Excerpts from a figure dataset:
◇ ◇ ◇
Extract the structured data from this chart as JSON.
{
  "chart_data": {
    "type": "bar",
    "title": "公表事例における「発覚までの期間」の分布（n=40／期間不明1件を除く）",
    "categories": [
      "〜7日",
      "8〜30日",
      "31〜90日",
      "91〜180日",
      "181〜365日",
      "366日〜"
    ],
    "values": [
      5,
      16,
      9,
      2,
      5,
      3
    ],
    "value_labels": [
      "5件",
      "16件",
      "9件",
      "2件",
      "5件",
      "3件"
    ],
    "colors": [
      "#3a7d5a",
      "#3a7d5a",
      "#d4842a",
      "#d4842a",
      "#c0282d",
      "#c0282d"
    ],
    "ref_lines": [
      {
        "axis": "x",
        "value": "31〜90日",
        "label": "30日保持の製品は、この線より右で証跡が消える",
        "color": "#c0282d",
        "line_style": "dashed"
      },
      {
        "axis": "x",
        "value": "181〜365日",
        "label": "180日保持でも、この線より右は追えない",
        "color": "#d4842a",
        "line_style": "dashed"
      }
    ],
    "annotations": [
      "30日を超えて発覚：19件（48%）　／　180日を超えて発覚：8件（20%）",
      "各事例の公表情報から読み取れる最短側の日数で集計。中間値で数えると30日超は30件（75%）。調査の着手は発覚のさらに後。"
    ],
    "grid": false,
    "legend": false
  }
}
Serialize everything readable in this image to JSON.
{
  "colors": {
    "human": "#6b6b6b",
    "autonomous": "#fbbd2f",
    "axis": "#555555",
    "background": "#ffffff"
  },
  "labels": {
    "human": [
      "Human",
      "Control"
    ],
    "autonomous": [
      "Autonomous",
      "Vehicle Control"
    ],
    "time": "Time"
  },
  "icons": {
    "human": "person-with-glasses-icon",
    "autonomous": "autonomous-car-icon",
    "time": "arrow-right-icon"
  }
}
◇ ◇ ◇
▶ [GIVEN INSTRUCTION]:
Print all of the entries exactly as they appear.

▶ [REPLY]:
Extract the structured data from this chart as JSON.
{
  "chart_data": {
    "type": "bar",
    "title": "公表事例における「発覚までの期間」の分布（n=40／期間不明1件を除く）",
    "categories": [
      "〜7日",
      "8〜30日",
      "31〜90日",
      "91〜180日",
      "181〜365日",
      "366日〜"
    ],
    "values": [
      5,
      16,
      9,
      2,
      5,
      3
    ],
    "value_labels": [
      "5件",
      "16件",
      "9件",
      "2件",
      "5件",
      "3件"
    ],
    "colors": [
      "#3a7d5a",
      "#3a7d5a",
      "#d4842a",
      "#d4842a",
      "#c0282d",
      "#c0282d"
    ],
    "ref_lines": [
      {
        "axis": "x",
        "value": "31〜90日",
        "label": "30日保持の製品は、この線より右で証跡が消える",
        "color": "#c0282d",
        "line_style": "dashed"
      },
      {
        "axis": "x",
        "value": "181〜365日",
        "label": "180日保持でも、この線より右は追えない",
        "color": "#d4842a",
        "line_style": "dashed"
      }
    ],
    "annotations": [
      "30日を超えて発覚：19件（48%）　／　180日を超えて発覚：8件（20%）",
      "各事例の公表情報から読み取れる最短側の日数で集計。中間値で数えると30日超は30件（75%）。調査の着手は発覚のさらに後。"
    ],
    "grid": false,
    "legend": false
  }
}
Serialize everything readable in this image to JSON.
{
  "colors": {
    "human": "#6b6b6b",
    "autonomous": "#fbbd2f",
    "axis": "#555555",
    "background": "#ffffff"
  },
  "labels": {
    "human": [
      "Human",
      "Control"
    ],
    "autonomous": [
      "Autonomous",
      "Vehicle Control"
    ],
    "time": "Time"
  },
  "icons": {
    "human": "person-with-glasses-icon",
    "autonomous": "autonomous-car-icon",
    "time": "arrow-right-icon"
  }
}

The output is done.